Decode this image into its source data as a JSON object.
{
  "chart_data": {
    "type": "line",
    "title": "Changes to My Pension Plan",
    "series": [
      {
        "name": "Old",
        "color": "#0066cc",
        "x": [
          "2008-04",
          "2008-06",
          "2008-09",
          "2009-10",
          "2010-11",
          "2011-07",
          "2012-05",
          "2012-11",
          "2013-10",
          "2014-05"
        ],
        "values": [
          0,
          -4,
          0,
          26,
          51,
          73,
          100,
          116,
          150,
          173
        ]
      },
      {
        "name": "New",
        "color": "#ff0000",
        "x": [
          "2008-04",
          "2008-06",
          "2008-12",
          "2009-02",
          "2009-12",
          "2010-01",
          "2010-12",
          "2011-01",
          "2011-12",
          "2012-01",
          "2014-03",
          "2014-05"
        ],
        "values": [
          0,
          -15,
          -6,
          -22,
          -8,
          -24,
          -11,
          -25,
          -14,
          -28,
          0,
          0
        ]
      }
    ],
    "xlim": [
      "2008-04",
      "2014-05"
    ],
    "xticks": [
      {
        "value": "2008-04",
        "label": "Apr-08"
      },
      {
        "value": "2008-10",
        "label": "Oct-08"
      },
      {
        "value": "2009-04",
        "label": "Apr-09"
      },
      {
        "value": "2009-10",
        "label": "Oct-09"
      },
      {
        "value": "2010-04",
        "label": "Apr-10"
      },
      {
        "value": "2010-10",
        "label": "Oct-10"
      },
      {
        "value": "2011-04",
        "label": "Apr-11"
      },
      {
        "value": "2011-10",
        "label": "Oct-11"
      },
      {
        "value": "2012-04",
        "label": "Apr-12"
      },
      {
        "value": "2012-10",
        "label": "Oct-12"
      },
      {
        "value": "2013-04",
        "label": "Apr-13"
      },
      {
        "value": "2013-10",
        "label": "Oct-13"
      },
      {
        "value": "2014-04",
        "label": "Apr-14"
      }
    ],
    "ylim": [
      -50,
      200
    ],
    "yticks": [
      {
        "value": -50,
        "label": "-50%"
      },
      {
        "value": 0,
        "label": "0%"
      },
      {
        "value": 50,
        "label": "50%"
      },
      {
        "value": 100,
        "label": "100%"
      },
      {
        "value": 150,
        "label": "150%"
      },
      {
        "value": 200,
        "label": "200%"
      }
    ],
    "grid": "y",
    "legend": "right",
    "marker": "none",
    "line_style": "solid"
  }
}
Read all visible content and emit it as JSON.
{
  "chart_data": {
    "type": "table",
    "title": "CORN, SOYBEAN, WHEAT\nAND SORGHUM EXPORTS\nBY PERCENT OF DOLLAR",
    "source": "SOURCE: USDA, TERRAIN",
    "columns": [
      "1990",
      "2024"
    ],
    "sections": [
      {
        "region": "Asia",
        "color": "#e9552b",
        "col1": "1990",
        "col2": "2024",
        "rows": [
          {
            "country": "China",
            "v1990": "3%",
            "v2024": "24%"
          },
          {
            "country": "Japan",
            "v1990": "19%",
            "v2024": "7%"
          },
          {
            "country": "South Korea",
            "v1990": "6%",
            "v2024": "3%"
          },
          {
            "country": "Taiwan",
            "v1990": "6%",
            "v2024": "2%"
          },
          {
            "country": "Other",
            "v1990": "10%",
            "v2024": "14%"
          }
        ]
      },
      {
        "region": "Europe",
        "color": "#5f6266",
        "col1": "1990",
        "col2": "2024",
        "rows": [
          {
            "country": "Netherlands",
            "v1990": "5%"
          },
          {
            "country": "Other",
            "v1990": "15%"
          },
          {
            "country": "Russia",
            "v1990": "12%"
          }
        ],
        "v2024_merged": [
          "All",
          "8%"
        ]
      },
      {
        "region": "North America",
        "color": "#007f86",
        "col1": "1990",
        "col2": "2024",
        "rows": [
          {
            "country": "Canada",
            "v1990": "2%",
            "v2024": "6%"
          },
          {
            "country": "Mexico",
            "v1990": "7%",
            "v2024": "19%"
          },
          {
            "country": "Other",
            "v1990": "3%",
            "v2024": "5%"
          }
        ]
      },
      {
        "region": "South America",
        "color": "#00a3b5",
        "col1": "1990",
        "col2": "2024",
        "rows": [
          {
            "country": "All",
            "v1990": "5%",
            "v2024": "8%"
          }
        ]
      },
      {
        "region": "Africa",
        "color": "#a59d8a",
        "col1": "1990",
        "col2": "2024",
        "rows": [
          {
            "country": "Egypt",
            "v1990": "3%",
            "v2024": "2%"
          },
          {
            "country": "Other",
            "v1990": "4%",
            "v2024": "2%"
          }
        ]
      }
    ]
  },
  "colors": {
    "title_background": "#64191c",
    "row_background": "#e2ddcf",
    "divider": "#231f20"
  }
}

================

*Aim*
From the entries above, extract every line where the word "South" appears.

*Reply*
            "country": "South Korea",
        "region": "South America",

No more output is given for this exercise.